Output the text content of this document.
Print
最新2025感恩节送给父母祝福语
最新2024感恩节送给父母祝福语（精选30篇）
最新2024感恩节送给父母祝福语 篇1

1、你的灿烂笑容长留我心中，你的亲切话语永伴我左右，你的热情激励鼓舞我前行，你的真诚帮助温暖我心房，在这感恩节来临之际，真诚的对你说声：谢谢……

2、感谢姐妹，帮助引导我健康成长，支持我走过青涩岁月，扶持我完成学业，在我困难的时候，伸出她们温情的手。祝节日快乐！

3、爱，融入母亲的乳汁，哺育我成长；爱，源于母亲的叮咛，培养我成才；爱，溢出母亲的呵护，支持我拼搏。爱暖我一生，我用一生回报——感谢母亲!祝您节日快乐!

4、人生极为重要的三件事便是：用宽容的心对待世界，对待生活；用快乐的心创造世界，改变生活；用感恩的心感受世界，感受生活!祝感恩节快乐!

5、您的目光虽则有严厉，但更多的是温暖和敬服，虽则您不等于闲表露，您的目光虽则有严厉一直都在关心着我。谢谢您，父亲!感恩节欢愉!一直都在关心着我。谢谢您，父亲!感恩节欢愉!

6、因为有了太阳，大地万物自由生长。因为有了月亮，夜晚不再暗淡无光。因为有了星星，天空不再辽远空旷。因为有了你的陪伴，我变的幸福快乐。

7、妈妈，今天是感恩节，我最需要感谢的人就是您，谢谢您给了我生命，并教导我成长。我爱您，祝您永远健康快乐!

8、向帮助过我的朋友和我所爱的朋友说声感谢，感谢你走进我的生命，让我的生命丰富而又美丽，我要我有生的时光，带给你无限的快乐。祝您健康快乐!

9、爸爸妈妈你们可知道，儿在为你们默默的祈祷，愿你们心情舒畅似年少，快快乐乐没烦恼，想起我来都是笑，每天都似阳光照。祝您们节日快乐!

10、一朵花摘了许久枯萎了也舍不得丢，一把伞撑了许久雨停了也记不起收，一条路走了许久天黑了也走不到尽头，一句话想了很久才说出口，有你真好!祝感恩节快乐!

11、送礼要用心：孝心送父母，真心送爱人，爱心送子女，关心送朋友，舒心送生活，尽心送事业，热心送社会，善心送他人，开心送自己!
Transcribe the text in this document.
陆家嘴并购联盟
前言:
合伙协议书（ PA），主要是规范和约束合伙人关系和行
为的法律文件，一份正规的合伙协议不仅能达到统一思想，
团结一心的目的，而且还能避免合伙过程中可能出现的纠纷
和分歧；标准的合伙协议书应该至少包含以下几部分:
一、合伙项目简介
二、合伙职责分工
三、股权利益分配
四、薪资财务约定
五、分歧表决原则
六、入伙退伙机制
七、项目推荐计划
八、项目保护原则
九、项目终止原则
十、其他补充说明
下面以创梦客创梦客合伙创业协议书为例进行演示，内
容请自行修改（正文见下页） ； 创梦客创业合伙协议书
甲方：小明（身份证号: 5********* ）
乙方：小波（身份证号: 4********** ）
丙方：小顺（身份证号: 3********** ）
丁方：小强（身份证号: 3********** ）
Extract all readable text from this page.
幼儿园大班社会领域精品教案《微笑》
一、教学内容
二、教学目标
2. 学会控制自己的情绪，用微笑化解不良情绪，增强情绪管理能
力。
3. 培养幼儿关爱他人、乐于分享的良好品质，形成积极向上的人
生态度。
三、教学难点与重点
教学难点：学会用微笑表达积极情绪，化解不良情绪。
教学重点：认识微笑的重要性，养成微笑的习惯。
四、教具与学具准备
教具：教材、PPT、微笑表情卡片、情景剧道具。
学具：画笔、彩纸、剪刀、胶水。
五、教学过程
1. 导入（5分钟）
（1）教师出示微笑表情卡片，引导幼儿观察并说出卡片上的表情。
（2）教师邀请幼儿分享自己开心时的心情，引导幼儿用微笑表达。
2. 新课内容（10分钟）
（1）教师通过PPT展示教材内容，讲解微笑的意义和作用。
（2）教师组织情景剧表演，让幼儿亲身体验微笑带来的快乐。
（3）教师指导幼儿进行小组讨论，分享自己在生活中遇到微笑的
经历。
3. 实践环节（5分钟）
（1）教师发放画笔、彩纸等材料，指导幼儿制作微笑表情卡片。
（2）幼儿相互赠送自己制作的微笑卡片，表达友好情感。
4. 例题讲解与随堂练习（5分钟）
┄┄┄┄┄┄
TASK DESCRIPTION
Repeat the data precisely, reproducing every entry.

RESULT OF THIS EXERCISE
Output the text content of this document.
Print
最新2025感恩节送给父母祝福语
最新2024感恩节送给父母祝福语（精选30篇）
最新2024感恩节送给父母祝福语 篇1

1、你的灿烂笑容长留我心中，你的亲切话语永伴我左右，你的热情激励鼓舞我前行，你的真诚帮助温暖我心房，在这感恩节来临之际，真诚的对你说声：谢谢……

2、感谢姐妹，帮助引导我健康成长，支持我走过青涩岁月，扶持我完成学业，在我困难的时候，伸出她们温情的手。祝节日快乐！

3、爱，融入母亲的乳汁，哺育我成长；爱，源于母亲的叮咛，培养我成才；爱，溢出母亲的呵护，支持我拼搏。爱暖我一生，我用一生回报——感谢母亲!祝您节日快乐!

4、人生极为重要的三件事便是：用宽容的心对待世界，对待生活；用快乐的心创造世界，改变生活；用感恩的心感受世界，感受生活!祝感恩节快乐!

5、您的目光虽则有严厉，但更多的是温暖和敬服，虽则您不等于闲表露，您的目光虽则有严厉一直都在关心着我。谢谢您，父亲!感恩节欢愉!一直都在关心着我。谢谢您，父亲!感恩节欢愉!

6、因为有了太阳，大地万物自由生长。因为有了月亮，夜晚不再暗淡无光。因为有了星星，天空不再辽远空旷。因为有了你的陪伴，我变的幸福快乐。

7、妈妈，今天是感恩节，我最需要感谢的人就是您，谢谢您给了我生命，并教导我成长。我爱您，祝您永远健康快乐!

8、向帮助过我的朋友和我所爱的朋友说声感谢，感谢你走进我的生命，让我的生命丰富而又美丽，我要我有生的时光，带给你无限的快乐。祝您健康快乐!

9、爸爸妈妈你们可知道，儿在为你们默默的祈祷，愿你们心情舒畅似年少，快快乐乐没烦恼，想起我来都是笑，每天都似阳光照。祝您们节日快乐!

10、一朵花摘了许久枯萎了也舍不得丢，一把伞撑了许久雨停了也记不起收，一条路走了许久天黑了也走不到尽头，一句话想了很久才说出口，有你真好!祝感恩节快乐!

11、送礼要用心：孝心送父母，真心送爱人，爱心送子女，关心送朋友，舒心送生活，尽心送事业，热心送社会，善心送他人，开心送自己!
Transcribe the text in this document.
陆家嘴并购联盟
前言:
合伙协议书（ PA），主要是规范和约束合伙人关系和行
为的法律文件，一份正规的合伙协议不仅能达到统一思想，
团结一心的目的，而且还能避免合伙过程中可能出现的纠纷
和分歧；标准的合伙协议书应该至少包含以下几部分:
一、合伙项目简介
二、合伙职责分工
三、股权利益分配
四、薪资财务约定
五、分歧表决原则
六、入伙退伙机制
七、项目推荐计划
八、项目保护原则
九、项目终止原则
十、其他补充说明
下面以创梦客创梦客合伙创业协议书为例进行演示，内
容请自行修改（正文见下页） ； 创梦客创业合伙协议书
甲方：小明（身份证号: 5********* ）
乙方：小波（身份证号: 4********** ）
丙方：小顺（身份证号: 3********** ）
丁方：小强（身份证号: 3********** ）
Extract all readable text from this page.
幼儿园大班社会领域精品教案《微笑》
一、教学内容
二、教学目标
2. 学会控制自己的情绪，用微笑化解不良情绪，增强情绪管理能
力。
3. 培养幼儿关爱他人、乐于分享的良好品质，形成积极向上的人
生态度。
三、教学难点与重点
教学难点：学会用微笑表达积极情绪，化解不良情绪。
教学重点：认识微笑的重要性，养成微笑的习惯。
四、教具与学具准备
教具：教材、PPT、微笑表情卡片、情景剧道具。
学具：画笔、彩纸、剪刀、胶水。
五、教学过程
1. 导入（5分钟）
（1）教师出示微笑表情卡片，引导幼儿观察并说出卡片上的表情。
（2）教师邀请幼儿分享自己开心时的心情，引导幼儿用微笑表达。
2. 新课内容（10分钟）
（1）教师通过PPT展示教材内容，讲解微笑的意义和作用。
（2）教师组织情景剧表演，让幼儿亲身体验微笑带来的快乐。
（3）教师指导幼儿进行小组讨论，分享自己在生活中遇到微笑的
经历。
3. 实践环节（5分钟）
（1）教师发放画笔、彩纸等材料，指导幼儿制作微笑表情卡片。
（2）幼儿相互赠送自己制作的微笑卡片，表达友好情感。
4. 例题讲解与随堂练习（5分钟）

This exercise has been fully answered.